### TASK
Pictures in the records should not be copied, but every other part must be repeated exactly.

### DATA LINES
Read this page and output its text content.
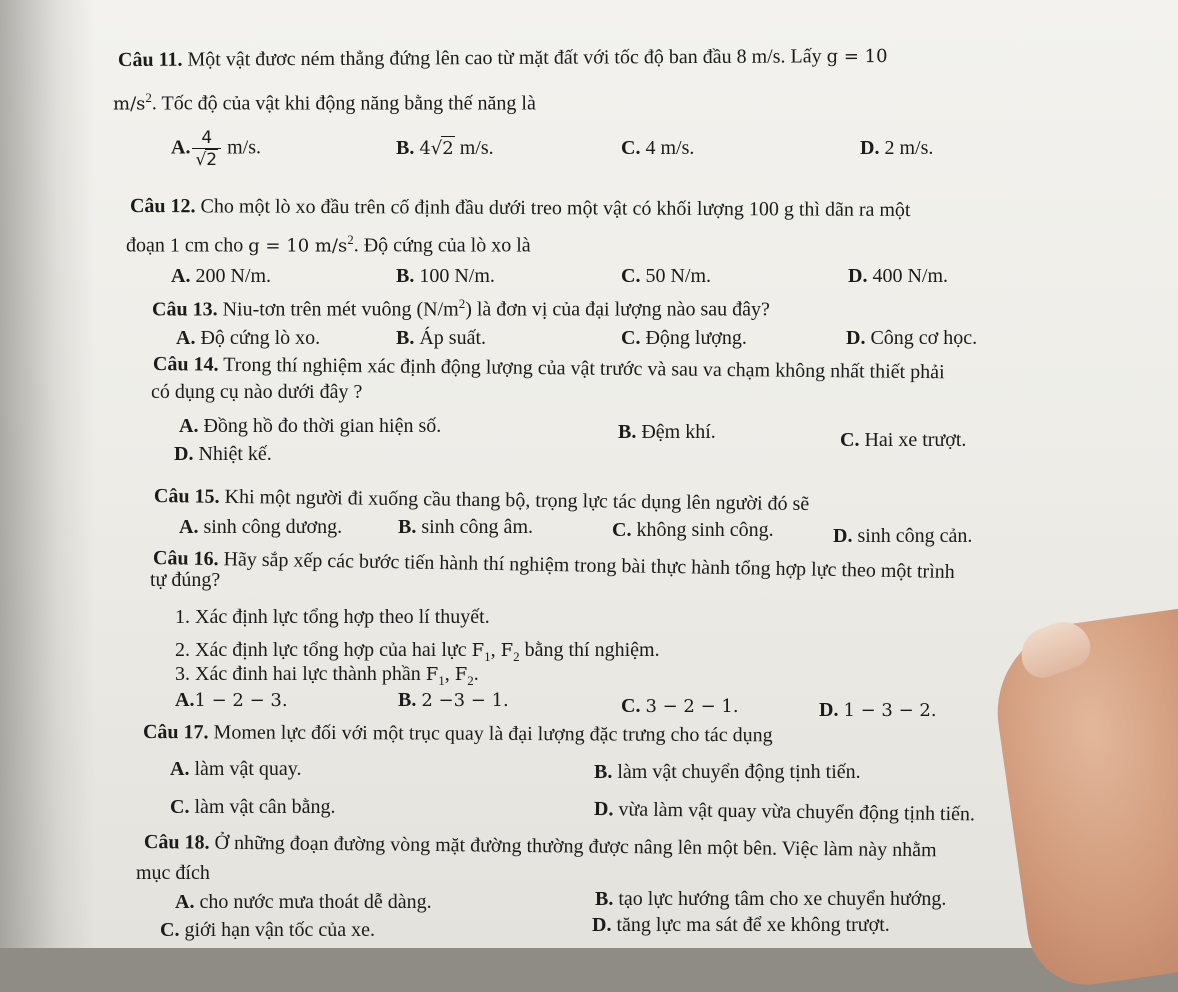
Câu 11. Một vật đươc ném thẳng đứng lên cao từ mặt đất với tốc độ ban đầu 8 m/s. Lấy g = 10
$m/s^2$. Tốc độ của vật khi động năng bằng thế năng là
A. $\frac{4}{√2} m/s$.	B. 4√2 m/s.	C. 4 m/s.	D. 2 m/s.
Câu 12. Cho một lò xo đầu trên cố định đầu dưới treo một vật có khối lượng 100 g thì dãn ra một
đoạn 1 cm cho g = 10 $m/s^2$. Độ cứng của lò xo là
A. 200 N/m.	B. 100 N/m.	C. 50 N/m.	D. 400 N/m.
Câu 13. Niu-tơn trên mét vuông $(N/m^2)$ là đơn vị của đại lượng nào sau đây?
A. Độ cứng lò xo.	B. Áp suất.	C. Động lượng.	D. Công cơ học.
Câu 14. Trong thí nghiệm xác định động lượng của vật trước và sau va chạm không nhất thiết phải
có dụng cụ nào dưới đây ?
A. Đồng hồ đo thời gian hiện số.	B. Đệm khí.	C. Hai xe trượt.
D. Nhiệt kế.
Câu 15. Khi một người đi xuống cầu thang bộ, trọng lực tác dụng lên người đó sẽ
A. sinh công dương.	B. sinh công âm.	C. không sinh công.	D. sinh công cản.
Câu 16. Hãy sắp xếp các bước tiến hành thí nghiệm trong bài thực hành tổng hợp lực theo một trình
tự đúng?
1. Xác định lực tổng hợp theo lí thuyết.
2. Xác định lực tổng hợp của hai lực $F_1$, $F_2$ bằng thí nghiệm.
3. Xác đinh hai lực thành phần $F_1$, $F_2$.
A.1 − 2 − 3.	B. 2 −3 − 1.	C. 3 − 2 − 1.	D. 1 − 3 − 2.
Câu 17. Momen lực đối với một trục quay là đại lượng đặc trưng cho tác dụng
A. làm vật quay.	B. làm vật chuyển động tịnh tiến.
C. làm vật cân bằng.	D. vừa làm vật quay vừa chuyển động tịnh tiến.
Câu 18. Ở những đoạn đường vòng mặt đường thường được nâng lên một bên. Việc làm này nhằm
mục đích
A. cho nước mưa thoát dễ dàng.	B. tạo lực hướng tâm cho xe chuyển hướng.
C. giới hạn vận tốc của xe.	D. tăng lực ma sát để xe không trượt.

### TASK OUTPUT
Read this page and output its text content.
Câu 11. Một vật đươc ném thẳng đứng lên cao từ mặt đất với tốc độ ban đầu 8 m/s. Lấy g = 10
$m/s^2$. Tốc độ của vật khi động năng bằng thế năng là
A. $\frac{4}{√2} m/s$.	B. 4√2 m/s.	C. 4 m/s.	D. 2 m/s.
Câu 12. Cho một lò xo đầu trên cố định đầu dưới treo một vật có khối lượng 100 g thì dãn ra một
đoạn 1 cm cho g = 10 $m/s^2$. Độ cứng của lò xo là
A. 200 N/m.	B. 100 N/m.	C. 50 N/m.	D. 400 N/m.
Câu 13. Niu-tơn trên mét vuông $(N/m^2)$ là đơn vị của đại lượng nào sau đây?
A. Độ cứng lò xo.	B. Áp suất.	C. Động lượng.	D. Công cơ học.
Câu 14. Trong thí nghiệm xác định động lượng của vật trước và sau va chạm không nhất thiết phải
có dụng cụ nào dưới đây ?
A. Đồng hồ đo thời gian hiện số.	B. Đệm khí.	C. Hai xe trượt.
D. Nhiệt kế.
Câu 15. Khi một người đi xuống cầu thang bộ, trọng lực tác dụng lên người đó sẽ
A. sinh công dương.	B. sinh công âm.	C. không sinh công.	D. sinh công cản.
Câu 16. Hãy sắp xếp các bước tiến hành thí nghiệm trong bài thực hành tổng hợp lực theo một trình
tự đúng?
1. Xác định lực tổng hợp theo lí thuyết.
2. Xác định lực tổng hợp của hai lực $F_1$, $F_2$ bằng thí nghiệm.
3. Xác đinh hai lực thành phần $F_1$, $F_2$.
A.1 − 2 − 3.	B. 2 −3 − 1.	C. 3 − 2 − 1.	D. 1 − 3 − 2.
Câu 17. Momen lực đối với một trục quay là đại lượng đặc trưng cho tác dụng
A. làm vật quay.	B. làm vật chuyển động tịnh tiến.
C. làm vật cân bằng.	D. vừa làm vật quay vừa chuyển động tịnh tiến.
Câu 18. Ở những đoạn đường vòng mặt đường thường được nâng lên một bên. Việc làm này nhằm
mục đích
A. cho nước mưa thoát dễ dàng.	B. tạo lực hướng tâm cho xe chuyển hướng.
C. giới hạn vận tốc của xe.	D. tăng lực ma sát để xe không trượt.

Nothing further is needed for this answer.